### Your objective
Extract every entry word for word.

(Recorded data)
<<<<

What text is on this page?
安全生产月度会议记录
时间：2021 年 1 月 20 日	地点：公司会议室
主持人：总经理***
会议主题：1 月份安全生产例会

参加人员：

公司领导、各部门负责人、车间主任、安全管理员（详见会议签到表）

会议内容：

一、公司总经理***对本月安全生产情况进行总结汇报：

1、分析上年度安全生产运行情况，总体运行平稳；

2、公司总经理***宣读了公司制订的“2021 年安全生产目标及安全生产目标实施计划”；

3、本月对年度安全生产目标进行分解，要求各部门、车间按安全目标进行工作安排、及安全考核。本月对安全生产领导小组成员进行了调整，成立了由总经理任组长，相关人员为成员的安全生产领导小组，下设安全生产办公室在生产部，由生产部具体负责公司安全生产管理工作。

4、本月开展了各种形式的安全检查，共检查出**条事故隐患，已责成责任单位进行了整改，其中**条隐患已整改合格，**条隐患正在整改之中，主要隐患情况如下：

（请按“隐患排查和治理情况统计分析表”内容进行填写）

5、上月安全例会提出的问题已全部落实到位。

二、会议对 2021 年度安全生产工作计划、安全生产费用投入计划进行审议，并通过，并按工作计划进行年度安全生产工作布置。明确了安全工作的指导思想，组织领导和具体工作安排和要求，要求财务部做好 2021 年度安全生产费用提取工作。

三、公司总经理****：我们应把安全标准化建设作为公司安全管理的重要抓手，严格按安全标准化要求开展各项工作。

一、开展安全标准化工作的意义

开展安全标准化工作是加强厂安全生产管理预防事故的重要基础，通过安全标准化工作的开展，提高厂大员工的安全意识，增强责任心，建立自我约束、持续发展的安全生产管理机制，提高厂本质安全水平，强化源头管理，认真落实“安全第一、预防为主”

>>>>

### Exercise solution
What text is on this page?
安全生产月度会议记录
时间：2021 年 1 月 20 日	地点：公司会议室
主持人：总经理***
会议主题：1 月份安全生产例会

参加人员：

公司领导、各部门负责人、车间主任、安全管理员（详见会议签到表）

会议内容：

一、公司总经理***对本月安全生产情况进行总结汇报：

1、分析上年度安全生产运行情况，总体运行平稳；

2、公司总经理***宣读了公司制订的“2021 年安全生产目标及安全生产目标实施计划”；

3、本月对年度安全生产目标进行分解，要求各部门、车间按安全目标进行工作安排、及安全考核。本月对安全生产领导小组成员进行了调整，成立了由总经理任组长，相关人员为成员的安全生产领导小组，下设安全生产办公室在生产部，由生产部具体负责公司安全生产管理工作。

4、本月开展了各种形式的安全检查，共检查出**条事故隐患，已责成责任单位进行了整改，其中**条隐患已整改合格，**条隐患正在整改之中，主要隐患情况如下：

（请按“隐患排查和治理情况统计分析表”内容进行填写）

5、上月安全例会提出的问题已全部落实到位。

二、会议对 2021 年度安全生产工作计划、安全生产费用投入计划进行审议，并通过，并按工作计划进行年度安全生产工作布置。明确了安全工作的指导思想，组织领导和具体工作安排和要求，要求财务部做好 2021 年度安全生产费用提取工作。

三、公司总经理****：我们应把安全标准化建设作为公司安全管理的重要抓手，严格按安全标准化要求开展各项工作。

一、开展安全标准化工作的意义

开展安全标准化工作是加强厂安全生产管理预防事故的重要基础，通过安全标准化工作的开展，提高厂大员工的安全意识，增强责任心，建立自我约束、持续发展的安全生产管理机制，提高厂本质安全水平，强化源头管理，认真落实“安全第一、预防为主”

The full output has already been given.